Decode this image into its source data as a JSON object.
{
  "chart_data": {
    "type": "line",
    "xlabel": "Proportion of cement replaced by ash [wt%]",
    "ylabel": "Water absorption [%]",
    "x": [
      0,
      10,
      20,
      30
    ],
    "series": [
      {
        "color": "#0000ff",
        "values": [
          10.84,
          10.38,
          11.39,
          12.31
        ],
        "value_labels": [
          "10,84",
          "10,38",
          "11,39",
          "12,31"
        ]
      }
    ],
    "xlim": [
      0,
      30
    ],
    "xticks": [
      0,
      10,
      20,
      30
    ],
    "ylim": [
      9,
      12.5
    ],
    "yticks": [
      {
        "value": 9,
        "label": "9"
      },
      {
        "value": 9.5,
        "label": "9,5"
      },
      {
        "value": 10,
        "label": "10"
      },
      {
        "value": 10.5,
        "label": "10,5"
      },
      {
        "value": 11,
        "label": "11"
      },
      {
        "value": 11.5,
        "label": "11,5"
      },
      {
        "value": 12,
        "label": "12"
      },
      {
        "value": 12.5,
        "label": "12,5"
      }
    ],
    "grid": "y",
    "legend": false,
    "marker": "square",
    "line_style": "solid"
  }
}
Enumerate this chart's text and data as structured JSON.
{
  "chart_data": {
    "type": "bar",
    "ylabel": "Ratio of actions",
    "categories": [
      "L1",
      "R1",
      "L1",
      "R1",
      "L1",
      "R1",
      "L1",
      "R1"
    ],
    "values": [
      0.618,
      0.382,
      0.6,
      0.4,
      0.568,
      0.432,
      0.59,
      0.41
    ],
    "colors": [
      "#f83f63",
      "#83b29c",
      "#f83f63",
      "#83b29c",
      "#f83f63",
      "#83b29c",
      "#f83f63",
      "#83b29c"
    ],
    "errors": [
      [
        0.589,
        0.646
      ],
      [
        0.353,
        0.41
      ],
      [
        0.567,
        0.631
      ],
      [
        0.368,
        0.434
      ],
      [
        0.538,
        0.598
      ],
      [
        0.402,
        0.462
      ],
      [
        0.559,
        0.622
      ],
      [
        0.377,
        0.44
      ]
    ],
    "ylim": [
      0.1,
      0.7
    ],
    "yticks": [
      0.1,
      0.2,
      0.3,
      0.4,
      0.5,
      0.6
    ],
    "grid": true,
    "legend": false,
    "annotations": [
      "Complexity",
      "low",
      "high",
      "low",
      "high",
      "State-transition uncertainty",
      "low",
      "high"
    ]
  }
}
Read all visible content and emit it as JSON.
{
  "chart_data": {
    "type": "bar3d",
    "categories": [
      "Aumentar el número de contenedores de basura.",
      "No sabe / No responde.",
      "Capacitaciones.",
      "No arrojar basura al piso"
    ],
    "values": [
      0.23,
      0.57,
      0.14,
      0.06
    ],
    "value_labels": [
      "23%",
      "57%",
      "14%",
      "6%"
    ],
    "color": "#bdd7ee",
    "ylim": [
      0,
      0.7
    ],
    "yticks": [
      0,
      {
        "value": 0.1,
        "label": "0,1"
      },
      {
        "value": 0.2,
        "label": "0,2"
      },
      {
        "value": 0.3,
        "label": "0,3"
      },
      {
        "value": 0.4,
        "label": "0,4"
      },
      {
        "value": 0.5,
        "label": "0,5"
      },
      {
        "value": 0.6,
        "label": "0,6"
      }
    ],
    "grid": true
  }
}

※ ※ ※

**Problem to solve**
Return all lines with the word "ylabel" in them.

**Output of the exercise**
    "ylabel": "Water absorption [%]",
    "ylabel": "Ratio of actions",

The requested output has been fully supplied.